• **What is asked**: Gather each line in the entries that includes the string "year".
++++++
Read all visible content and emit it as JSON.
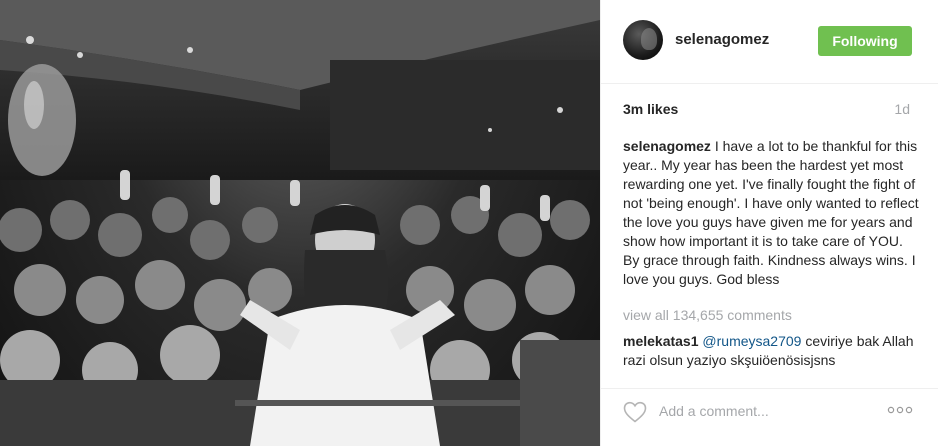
{
  "post": {
    "photo_alt": "",
    "header": {
      "username": "selenagomez",
      "follow_label": "Following"
    },
    "likes": "3m likes",
    "time": "1d",
    "caption": {
      "username": "selenagomez",
      "text": "I have a lot to be thankful for this year.. My year has been the hardest yet most rewarding one yet. I've finally fought the fight of not 'being enough'. I have only wanted to reflect the love you guys have given me for years and show how important it is to take care of YOU. By grace through faith. Kindness always wins. I love you guys. God bless"
    },
    "view_all_comments": "view all 134,655 comments",
    "comments": [
      {
        "username": "melekatas1",
        "mention": "@rumeysa2709",
        "text": "ceviriye bak Allah razi olsun yaziyo skşuiöenösisjsns"
      }
    ],
    "footer": {
      "like_icon": "heart-outline-icon",
      "comment_placeholder": "Add a comment...",
      "more_icon": "ellipsis-icon"
    },
    "colors": {
      "follow_button": "#70c050",
      "mention": "#125688",
      "muted": "#a5a7aa",
      "text": "#262626"
    }
  }
}
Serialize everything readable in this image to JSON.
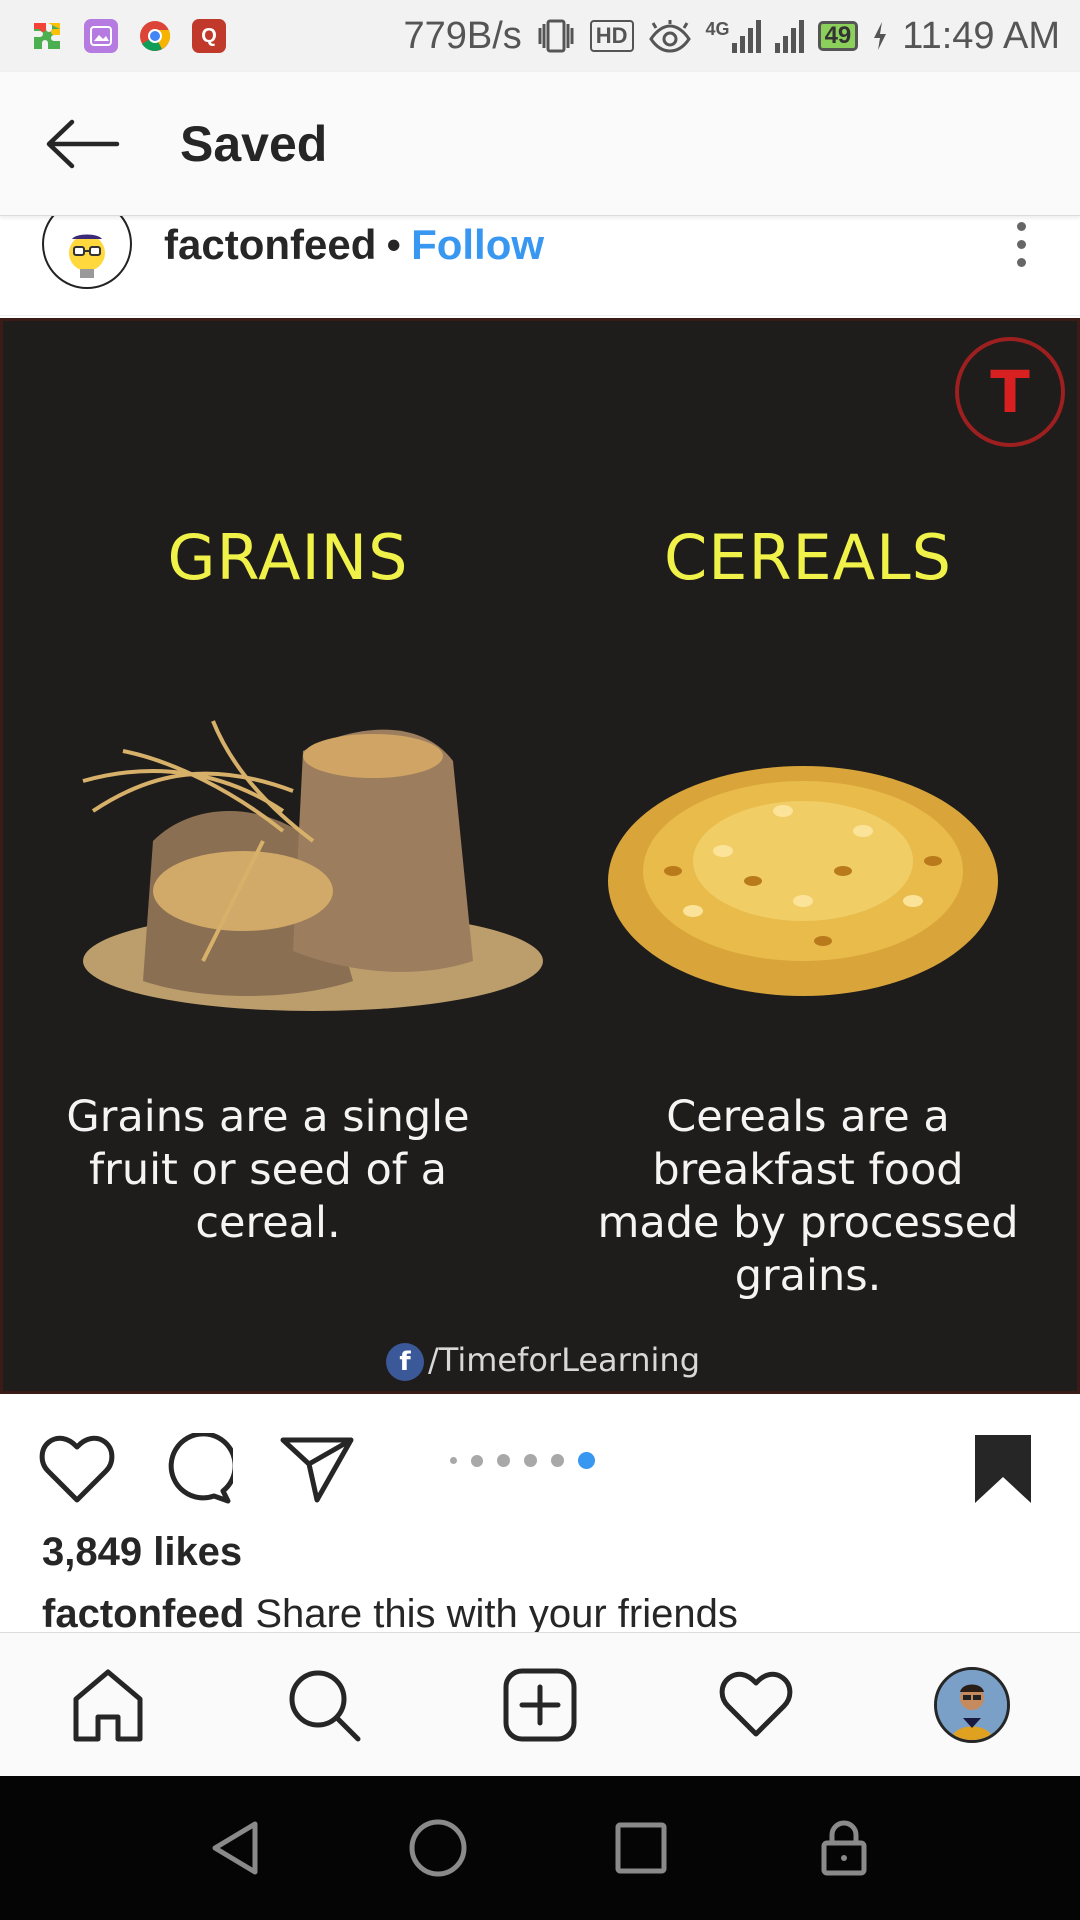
{
  "status_bar": {
    "network_speed": "779B/s",
    "hd_badge": "HD",
    "network_type": "4G",
    "battery": "49",
    "time": "11:49 AM",
    "icons": [
      "puzzle-app-icon",
      "gallery-app-icon",
      "chrome-icon",
      "quora-icon",
      "vibrate-icon",
      "hd-icon",
      "eye-icon",
      "signal-4g-icon",
      "signal-icon",
      "battery-icon",
      "charging-icon"
    ]
  },
  "header": {
    "title": "Saved",
    "back_icon": "arrow-left-icon"
  },
  "post": {
    "username": "factonfeed",
    "separator": "•",
    "follow_label": "Follow",
    "more_icon": "more-vertical-icon",
    "image": {
      "left_heading": "GRAINS",
      "right_heading": "CEREALS",
      "left_text": "Grains are a single fruit or seed of a cereal.",
      "right_text": "Cereals are a breakfast food made by processed grains.",
      "credit_fb": "f",
      "credit": "/TimeforLearning",
      "logo_letter": "T"
    },
    "carousel": {
      "total": 6,
      "active": 6
    },
    "likes": "3,849 likes",
    "caption_user": "factonfeed",
    "caption_text": "Share this with your friends"
  },
  "actions": {
    "icons": [
      "heart-icon",
      "comment-icon",
      "share-icon",
      "bookmark-icon"
    ]
  },
  "bottom_nav": {
    "items": [
      "home-icon",
      "search-icon",
      "add-post-icon",
      "activity-heart-icon",
      "profile-avatar"
    ]
  },
  "system_nav": {
    "items": [
      "back-triangle-icon",
      "home-circle-icon",
      "recents-square-icon",
      "lock-icon"
    ]
  },
  "colors": {
    "follow_blue": "#3897f0",
    "carousel_active": "#3897f0",
    "heading_yellow": "#f0f24a",
    "image_bg": "#1f1d1c"
  }
}
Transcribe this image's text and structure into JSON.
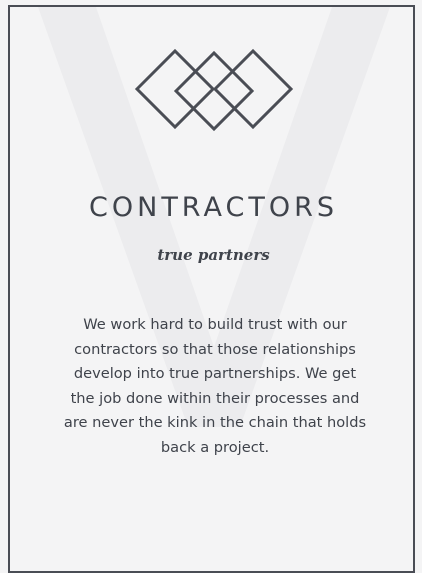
{
  "card": {
    "title": "CONTRACTORS",
    "subtitle": "true partners",
    "description": "We work hard to build trust with our contractors so that those relationships develop into true partnerships. We get the job done within their processes and are never the kink in the chain that holds back a project.",
    "icon": "three-diamonds-logo-icon",
    "watermark": "v-watermark",
    "colors": {
      "text": "#3f434b",
      "border": "#4a4d55",
      "background": "#f4f4f5"
    }
  }
}
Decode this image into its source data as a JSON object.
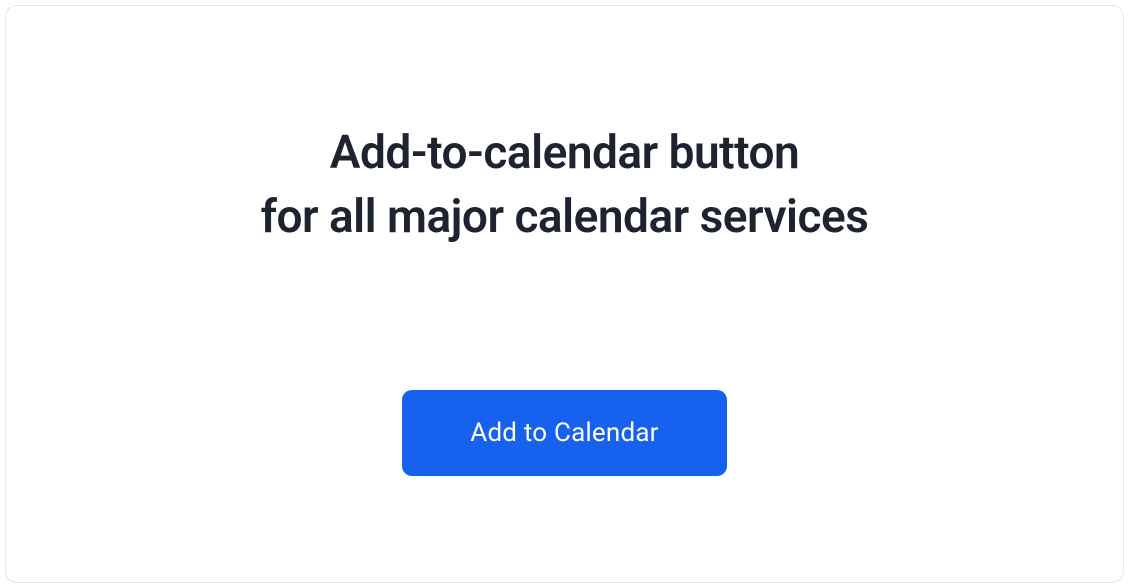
{
  "heading": {
    "line1": "Add-to-calendar button",
    "line2": "for all major calendar services"
  },
  "button": {
    "label": "Add to Calendar"
  }
}
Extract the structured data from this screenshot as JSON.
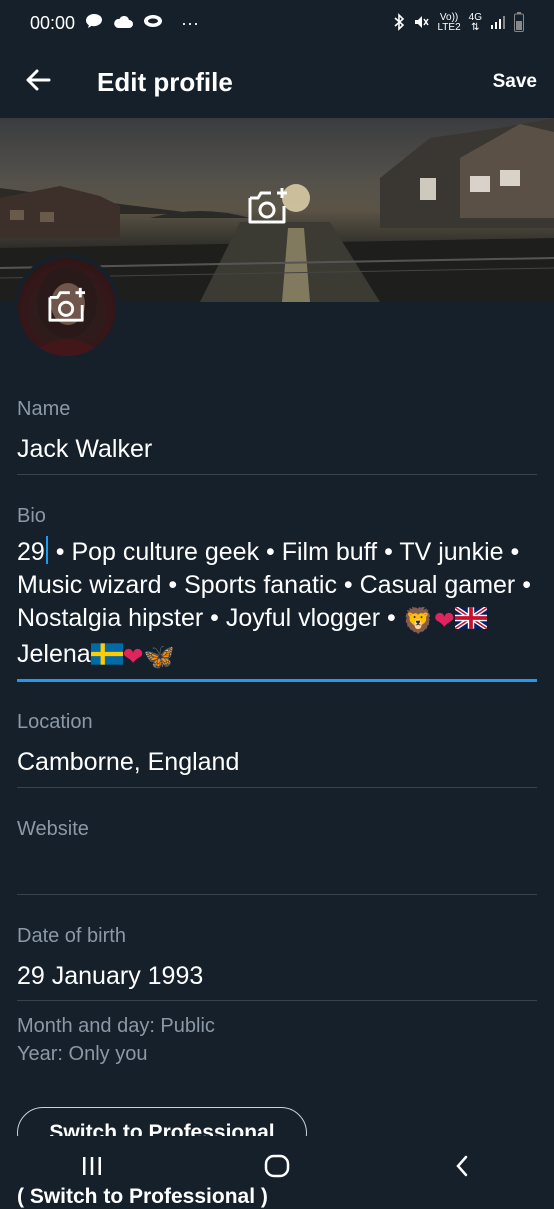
{
  "status_bar": {
    "time": "00:00",
    "overflow": "···",
    "network_top": "Vo))",
    "network_bottom": "LTE2",
    "gen": "4G",
    "icons": [
      "chat-bubble-icon",
      "cloud-icon",
      "notification-icon",
      "bluetooth-icon",
      "mute-icon",
      "signal-icon",
      "battery-icon"
    ]
  },
  "app_bar": {
    "title": "Edit profile",
    "save_label": "Save",
    "back_icon": "back-arrow-icon"
  },
  "banner": {
    "camera_icon": "add-photo-icon"
  },
  "avatar": {
    "camera_icon": "add-photo-icon"
  },
  "fields": {
    "name": {
      "label": "Name",
      "value": "Jack Walker"
    },
    "bio": {
      "label": "Bio",
      "before_caret": "29",
      "after_caret": " • Pop culture geek • Film buff • TV junkie • Music wizard • Sports fanatic • Casual gamer • Nostalgia hipster • Joyful vlogger • ",
      "emoji_lion": "🦁",
      "emoji_heart": "❤",
      "name_in_bio": "Jelena",
      "emoji_butterfly": "🦋"
    },
    "location": {
      "label": "Location",
      "value": "Camborne, England"
    },
    "website": {
      "label": "Website",
      "value": ""
    },
    "dob": {
      "label": "Date of birth",
      "value": "29 January 1993"
    }
  },
  "visibility": {
    "month_day": "Month and day: Public",
    "year": "Year: Only you"
  },
  "buttons": {
    "switch_professional": "Switch to Professional",
    "behind_nav": "( Switch to Professional )"
  },
  "colors": {
    "background": "#15202b",
    "accent": "#1d9bf0",
    "label": "#8b98a5",
    "divider": "#38444d"
  }
}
++++++
• **Expected answer**:
      "text": "I have a lot to be thankful for this year.. My year has been the hardest yet most rewarding one yet. I've finally fought the fight of not 'being enough'. I have only wanted to reflect the love you guys have given me for years and show how important it is to take care of YOU. By grace through faith. Kindness always wins. I love you guys. God bless"
    "year": "Year: Only you"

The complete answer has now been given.